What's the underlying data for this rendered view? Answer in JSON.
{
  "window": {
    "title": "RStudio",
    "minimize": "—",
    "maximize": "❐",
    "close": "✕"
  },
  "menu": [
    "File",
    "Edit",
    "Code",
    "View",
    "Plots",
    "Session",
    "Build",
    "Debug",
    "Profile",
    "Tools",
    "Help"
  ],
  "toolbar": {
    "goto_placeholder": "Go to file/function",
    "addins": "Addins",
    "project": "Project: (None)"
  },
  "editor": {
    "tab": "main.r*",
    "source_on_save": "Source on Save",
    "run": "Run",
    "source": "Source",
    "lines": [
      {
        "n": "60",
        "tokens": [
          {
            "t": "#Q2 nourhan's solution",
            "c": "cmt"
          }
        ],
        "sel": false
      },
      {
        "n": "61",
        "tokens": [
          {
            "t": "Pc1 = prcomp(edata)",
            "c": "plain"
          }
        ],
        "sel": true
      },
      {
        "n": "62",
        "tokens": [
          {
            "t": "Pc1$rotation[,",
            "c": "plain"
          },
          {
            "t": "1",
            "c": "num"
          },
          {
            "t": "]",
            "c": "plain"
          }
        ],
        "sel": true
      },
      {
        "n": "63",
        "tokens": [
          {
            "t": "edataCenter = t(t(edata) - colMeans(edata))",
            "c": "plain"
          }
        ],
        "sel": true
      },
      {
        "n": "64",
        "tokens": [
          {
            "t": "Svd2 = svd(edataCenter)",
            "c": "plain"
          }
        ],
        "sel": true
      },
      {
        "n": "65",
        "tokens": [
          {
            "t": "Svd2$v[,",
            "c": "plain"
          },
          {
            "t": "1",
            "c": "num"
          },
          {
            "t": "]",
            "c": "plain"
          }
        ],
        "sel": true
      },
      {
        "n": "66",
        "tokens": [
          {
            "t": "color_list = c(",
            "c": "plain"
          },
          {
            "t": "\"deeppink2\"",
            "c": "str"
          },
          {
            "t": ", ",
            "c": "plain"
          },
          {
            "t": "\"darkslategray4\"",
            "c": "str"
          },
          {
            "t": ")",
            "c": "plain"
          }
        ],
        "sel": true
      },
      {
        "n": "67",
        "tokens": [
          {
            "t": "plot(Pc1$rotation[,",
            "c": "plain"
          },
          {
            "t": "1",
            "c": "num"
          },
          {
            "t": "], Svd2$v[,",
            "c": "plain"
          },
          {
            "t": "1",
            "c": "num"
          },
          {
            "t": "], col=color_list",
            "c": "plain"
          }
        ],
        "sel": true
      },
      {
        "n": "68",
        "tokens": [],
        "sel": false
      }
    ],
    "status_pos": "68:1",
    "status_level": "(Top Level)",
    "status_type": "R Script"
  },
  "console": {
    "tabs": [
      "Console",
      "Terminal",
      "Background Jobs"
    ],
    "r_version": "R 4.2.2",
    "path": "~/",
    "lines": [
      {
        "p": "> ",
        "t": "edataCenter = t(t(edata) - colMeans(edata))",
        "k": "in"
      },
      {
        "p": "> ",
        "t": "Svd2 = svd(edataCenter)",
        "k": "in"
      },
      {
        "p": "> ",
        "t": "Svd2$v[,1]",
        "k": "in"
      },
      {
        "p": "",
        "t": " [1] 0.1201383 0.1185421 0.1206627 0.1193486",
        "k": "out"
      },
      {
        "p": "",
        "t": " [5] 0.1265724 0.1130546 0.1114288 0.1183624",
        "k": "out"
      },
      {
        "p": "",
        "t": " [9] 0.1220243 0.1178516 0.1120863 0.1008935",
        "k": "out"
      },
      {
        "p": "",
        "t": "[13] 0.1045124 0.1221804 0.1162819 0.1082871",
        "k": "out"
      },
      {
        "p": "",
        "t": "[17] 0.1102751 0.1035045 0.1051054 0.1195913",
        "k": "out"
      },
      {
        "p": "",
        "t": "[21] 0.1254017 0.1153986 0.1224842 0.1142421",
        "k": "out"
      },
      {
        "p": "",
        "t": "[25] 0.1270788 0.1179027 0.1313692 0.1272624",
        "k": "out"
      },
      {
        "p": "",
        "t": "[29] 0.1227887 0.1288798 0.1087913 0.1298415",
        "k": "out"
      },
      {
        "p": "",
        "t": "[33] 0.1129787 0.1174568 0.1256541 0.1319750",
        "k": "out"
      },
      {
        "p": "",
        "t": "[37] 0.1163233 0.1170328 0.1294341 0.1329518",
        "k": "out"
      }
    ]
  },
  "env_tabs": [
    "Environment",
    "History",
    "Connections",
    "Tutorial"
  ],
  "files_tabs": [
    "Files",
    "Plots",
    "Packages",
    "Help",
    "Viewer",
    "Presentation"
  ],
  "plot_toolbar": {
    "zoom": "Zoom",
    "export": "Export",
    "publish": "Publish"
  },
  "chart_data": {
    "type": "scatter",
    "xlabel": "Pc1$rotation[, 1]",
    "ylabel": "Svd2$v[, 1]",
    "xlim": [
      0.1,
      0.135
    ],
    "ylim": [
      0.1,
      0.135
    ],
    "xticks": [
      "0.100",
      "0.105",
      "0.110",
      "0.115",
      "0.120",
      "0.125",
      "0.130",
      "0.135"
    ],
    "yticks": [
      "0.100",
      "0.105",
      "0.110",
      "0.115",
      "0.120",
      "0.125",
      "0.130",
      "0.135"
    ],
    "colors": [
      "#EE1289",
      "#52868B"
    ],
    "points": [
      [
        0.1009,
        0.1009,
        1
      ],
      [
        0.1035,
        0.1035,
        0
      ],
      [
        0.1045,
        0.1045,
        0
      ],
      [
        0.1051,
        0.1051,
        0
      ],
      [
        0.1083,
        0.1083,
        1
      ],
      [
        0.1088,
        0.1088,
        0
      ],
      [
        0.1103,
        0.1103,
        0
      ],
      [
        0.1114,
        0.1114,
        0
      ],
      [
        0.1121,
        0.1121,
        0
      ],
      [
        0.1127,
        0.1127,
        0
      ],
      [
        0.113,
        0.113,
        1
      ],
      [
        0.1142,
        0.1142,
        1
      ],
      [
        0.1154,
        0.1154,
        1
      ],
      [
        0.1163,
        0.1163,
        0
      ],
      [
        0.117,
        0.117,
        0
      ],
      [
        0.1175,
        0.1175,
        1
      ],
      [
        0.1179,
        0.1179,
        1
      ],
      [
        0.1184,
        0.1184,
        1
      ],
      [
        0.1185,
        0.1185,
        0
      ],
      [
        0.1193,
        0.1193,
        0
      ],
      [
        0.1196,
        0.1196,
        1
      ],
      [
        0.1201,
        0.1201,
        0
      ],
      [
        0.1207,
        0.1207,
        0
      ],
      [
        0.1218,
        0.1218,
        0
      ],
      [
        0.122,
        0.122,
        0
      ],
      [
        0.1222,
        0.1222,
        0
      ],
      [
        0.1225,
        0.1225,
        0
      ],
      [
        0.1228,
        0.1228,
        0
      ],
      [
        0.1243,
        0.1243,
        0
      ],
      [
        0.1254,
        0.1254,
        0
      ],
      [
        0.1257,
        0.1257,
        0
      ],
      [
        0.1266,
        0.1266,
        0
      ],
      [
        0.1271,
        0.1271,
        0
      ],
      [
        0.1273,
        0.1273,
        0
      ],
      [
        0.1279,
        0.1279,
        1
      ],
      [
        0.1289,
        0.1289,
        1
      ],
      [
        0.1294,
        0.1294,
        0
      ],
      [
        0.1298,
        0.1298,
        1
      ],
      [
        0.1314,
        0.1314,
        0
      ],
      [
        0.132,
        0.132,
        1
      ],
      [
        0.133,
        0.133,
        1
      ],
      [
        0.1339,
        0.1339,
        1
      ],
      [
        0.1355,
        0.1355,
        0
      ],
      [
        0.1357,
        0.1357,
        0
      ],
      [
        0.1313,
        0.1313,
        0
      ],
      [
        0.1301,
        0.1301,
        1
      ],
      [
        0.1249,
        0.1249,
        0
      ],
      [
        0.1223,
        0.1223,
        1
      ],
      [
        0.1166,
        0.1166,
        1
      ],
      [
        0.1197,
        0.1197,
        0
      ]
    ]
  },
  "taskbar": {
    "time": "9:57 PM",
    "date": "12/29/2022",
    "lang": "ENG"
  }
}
_ _ _ _ _ _ _
Scan the material above for the string "edataCenter" and return the lines that hold it.

= RESPONSE TO THIS TASK =
            "t": "edataCenter = t(t(edata) - colMeans(edata))",
            "t": "Svd2 = svd(edataCenter)",
        "t": "edataCenter = t(t(edata) - colMeans(edata))",
        "t": "Svd2 = svd(edataCenter)",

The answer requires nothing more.